▶ The request: Your task is to copy every line of the records below that contains "état".

— Begin Task material —

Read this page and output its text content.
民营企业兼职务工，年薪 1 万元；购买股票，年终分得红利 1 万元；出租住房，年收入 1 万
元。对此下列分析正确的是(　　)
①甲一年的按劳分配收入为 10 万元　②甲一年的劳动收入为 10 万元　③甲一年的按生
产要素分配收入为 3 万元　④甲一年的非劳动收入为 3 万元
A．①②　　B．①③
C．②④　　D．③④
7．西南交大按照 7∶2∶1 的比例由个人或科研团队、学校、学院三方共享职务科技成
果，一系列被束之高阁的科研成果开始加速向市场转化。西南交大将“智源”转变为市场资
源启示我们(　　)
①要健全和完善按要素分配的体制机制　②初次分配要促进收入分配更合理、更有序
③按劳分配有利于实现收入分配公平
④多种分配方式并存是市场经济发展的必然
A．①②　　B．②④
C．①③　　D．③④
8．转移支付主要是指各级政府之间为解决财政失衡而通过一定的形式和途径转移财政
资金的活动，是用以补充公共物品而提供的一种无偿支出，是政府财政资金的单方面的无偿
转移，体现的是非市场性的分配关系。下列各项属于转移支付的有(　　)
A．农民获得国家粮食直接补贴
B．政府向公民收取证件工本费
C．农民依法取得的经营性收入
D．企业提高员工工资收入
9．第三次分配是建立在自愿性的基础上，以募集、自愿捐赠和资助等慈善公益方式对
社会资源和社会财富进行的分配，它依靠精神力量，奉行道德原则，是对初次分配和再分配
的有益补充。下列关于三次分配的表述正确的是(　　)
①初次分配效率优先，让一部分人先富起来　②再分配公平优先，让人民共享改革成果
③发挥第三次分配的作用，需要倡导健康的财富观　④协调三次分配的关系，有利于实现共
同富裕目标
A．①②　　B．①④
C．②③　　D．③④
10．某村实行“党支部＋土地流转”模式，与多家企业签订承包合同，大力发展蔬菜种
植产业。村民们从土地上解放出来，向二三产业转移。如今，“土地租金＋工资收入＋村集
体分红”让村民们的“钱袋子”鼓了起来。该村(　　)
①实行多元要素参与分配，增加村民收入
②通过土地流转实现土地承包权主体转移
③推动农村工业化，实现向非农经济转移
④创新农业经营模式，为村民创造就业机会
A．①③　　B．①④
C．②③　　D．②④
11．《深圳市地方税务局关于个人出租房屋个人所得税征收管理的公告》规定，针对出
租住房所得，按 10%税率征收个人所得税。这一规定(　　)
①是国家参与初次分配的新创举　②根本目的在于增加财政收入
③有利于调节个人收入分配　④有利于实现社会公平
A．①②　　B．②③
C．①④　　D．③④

— End Task material —
— Begin Task material —

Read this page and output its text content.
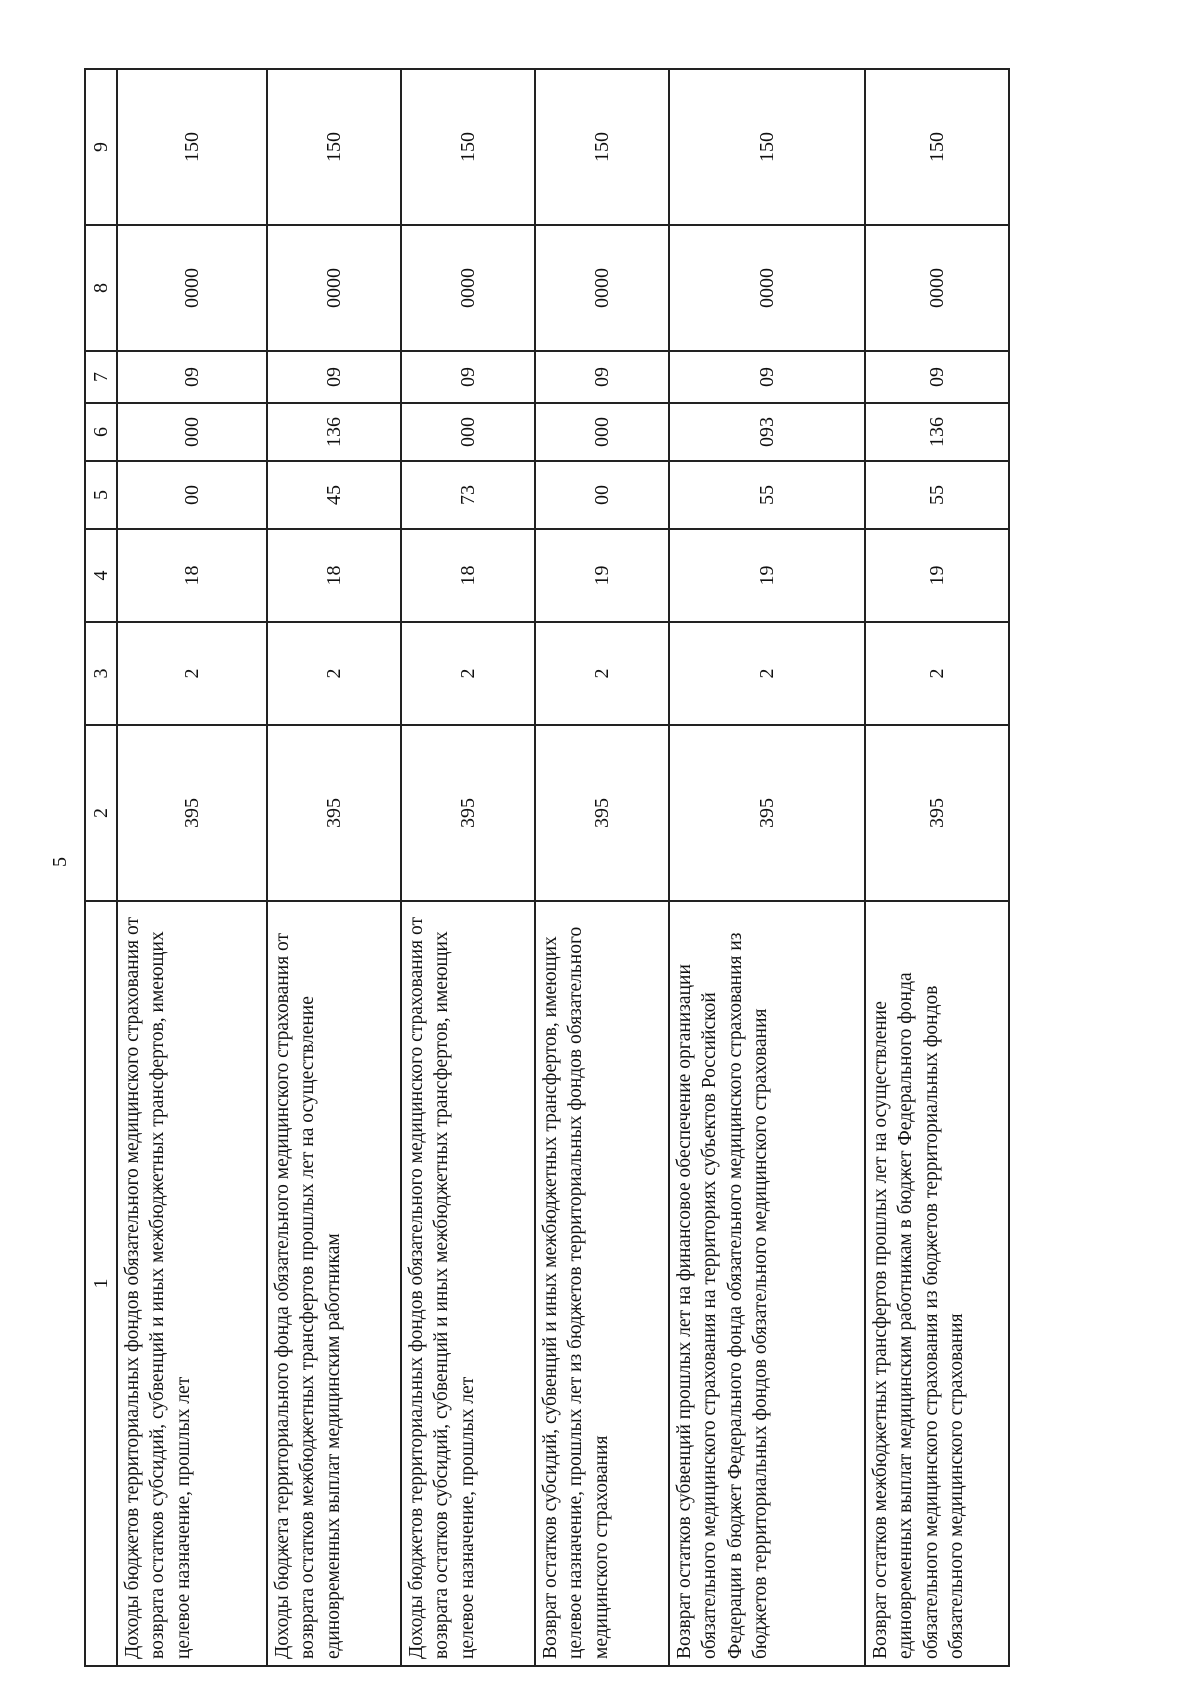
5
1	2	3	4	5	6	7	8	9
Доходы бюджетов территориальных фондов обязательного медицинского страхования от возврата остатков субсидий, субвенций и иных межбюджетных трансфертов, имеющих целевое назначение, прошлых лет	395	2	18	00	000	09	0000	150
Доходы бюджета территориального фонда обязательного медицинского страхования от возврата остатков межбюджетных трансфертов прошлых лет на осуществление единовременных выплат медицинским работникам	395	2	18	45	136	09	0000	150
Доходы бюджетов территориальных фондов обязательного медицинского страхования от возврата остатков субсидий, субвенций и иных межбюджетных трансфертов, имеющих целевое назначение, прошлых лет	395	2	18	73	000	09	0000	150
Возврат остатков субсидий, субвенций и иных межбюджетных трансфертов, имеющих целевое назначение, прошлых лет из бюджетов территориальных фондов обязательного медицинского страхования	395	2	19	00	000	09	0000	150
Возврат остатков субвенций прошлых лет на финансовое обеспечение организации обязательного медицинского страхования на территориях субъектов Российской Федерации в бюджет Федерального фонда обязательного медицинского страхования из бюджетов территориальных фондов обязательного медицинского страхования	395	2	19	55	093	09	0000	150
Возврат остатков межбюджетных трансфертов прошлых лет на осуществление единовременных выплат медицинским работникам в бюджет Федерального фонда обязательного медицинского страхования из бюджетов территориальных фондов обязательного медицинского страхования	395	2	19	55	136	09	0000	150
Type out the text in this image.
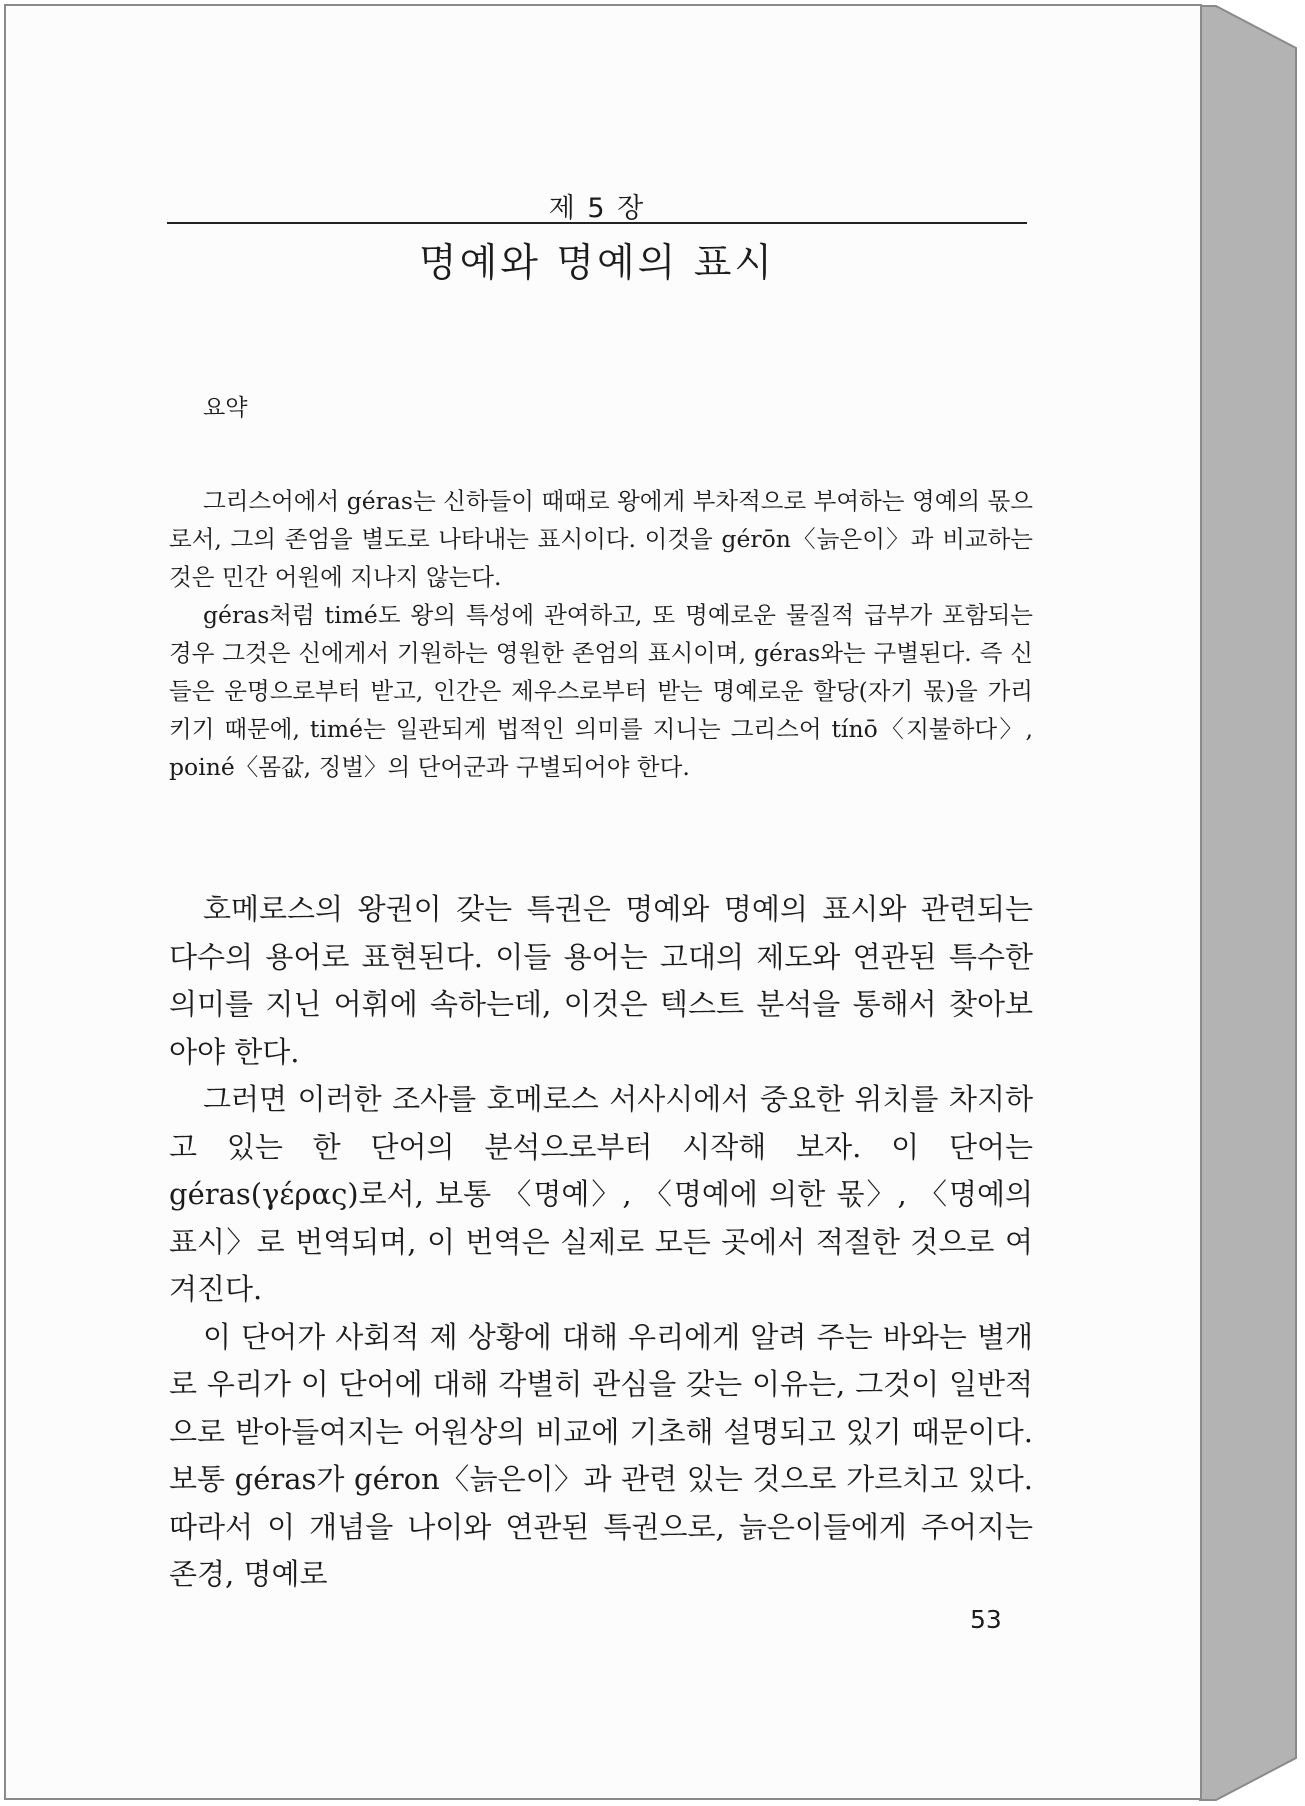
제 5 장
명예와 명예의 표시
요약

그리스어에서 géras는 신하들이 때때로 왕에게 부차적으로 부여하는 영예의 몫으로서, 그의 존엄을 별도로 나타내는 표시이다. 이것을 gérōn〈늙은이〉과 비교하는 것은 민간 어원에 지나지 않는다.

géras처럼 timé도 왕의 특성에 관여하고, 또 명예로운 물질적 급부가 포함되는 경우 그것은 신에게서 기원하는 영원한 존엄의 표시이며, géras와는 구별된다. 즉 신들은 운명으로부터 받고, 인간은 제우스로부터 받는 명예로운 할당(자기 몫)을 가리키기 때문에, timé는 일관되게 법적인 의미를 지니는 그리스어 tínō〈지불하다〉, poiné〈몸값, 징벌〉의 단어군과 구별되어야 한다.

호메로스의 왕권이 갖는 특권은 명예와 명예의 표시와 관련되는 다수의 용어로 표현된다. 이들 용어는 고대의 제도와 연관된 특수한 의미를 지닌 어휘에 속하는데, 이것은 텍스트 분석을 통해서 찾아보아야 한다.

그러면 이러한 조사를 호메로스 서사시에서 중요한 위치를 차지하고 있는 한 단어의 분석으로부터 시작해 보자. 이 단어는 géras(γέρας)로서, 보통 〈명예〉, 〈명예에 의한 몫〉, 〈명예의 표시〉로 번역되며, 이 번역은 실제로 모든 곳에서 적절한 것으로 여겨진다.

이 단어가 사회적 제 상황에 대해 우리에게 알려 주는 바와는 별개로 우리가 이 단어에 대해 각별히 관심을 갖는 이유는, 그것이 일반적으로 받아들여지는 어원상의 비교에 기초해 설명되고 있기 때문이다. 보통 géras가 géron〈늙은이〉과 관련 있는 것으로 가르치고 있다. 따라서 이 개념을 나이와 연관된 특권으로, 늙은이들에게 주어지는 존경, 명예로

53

— End Task material —
— Begin Task material —

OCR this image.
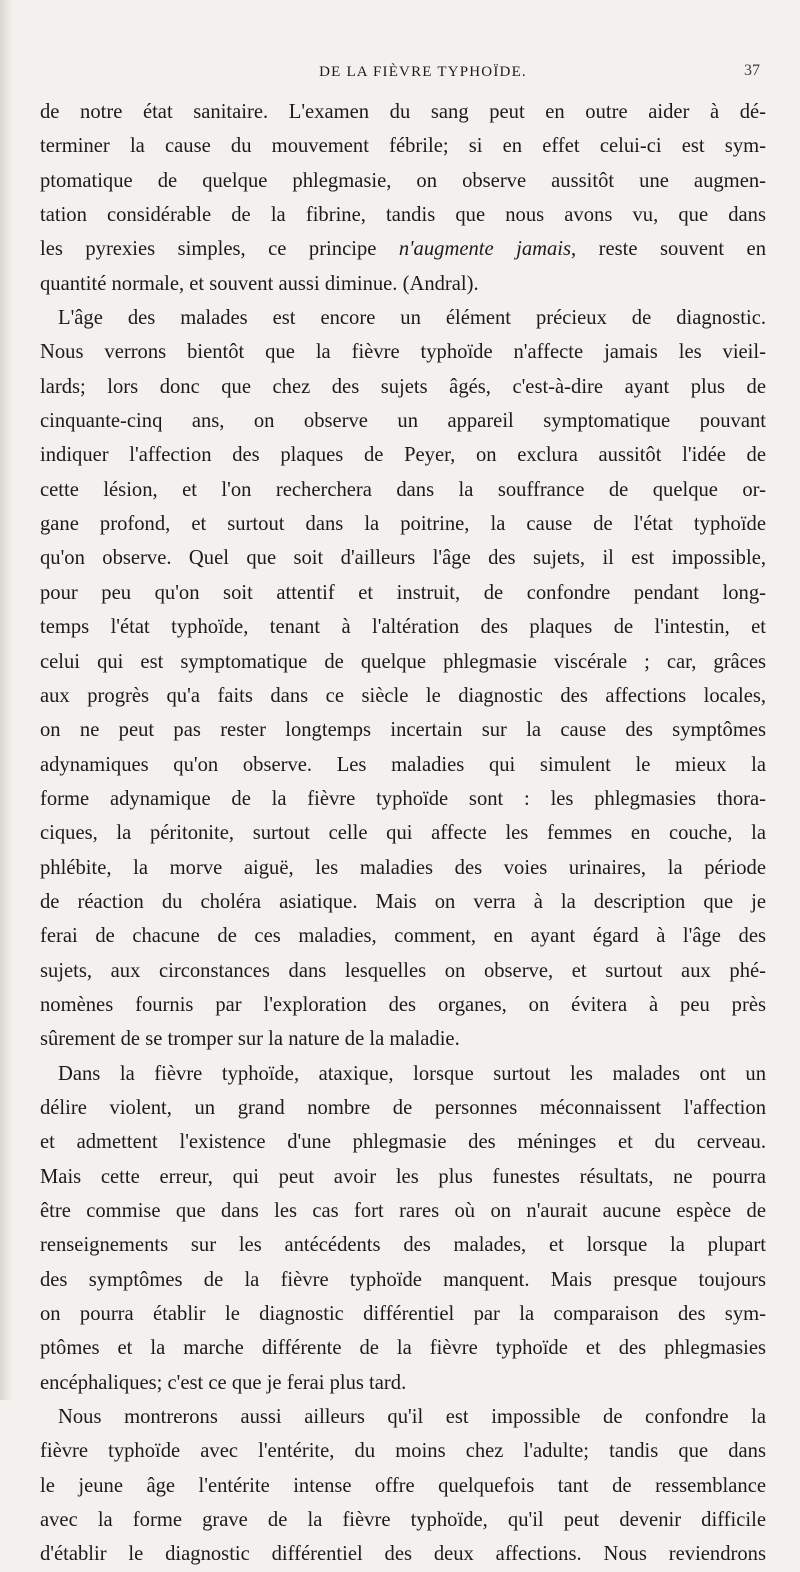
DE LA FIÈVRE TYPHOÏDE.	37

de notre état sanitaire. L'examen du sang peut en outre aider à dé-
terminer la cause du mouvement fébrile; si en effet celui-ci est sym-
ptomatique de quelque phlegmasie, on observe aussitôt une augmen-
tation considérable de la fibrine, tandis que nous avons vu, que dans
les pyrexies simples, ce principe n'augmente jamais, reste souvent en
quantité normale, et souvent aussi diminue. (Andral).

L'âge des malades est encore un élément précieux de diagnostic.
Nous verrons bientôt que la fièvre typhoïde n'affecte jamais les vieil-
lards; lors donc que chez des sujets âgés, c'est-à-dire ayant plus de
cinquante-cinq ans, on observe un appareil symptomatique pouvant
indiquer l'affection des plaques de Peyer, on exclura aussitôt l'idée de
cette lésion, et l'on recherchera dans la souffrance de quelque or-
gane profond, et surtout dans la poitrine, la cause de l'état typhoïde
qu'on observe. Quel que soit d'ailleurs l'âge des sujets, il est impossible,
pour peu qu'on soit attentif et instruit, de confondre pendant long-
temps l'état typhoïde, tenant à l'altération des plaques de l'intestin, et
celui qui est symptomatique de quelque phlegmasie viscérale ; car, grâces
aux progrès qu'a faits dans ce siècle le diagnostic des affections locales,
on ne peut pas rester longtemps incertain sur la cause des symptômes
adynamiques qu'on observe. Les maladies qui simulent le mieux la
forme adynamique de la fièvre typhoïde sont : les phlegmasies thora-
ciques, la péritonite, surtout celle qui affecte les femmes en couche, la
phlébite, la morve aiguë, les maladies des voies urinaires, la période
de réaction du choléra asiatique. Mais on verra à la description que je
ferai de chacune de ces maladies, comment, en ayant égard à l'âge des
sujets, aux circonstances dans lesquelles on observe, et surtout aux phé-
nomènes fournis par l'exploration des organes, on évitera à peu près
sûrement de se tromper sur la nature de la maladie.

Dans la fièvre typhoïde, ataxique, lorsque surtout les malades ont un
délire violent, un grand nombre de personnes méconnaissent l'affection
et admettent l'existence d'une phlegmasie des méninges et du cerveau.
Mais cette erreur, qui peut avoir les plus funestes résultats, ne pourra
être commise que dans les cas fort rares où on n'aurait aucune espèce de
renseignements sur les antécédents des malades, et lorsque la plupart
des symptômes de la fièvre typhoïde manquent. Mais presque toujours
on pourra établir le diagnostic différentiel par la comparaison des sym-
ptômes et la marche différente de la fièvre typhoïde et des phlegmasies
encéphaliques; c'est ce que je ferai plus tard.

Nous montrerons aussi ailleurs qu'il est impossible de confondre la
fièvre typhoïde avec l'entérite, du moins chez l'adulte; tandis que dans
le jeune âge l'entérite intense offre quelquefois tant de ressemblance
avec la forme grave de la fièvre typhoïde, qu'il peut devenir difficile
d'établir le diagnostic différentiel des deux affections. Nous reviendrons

— End Task material —

▶ Solved problem:
de notre état sanitaire. L'examen du sang peut en outre aider à dé-
gane profond, et surtout dans la poitrine, la cause de l'état typhoïde
temps l'état typhoïde, tenant à l'altération des plaques de l'intestin, et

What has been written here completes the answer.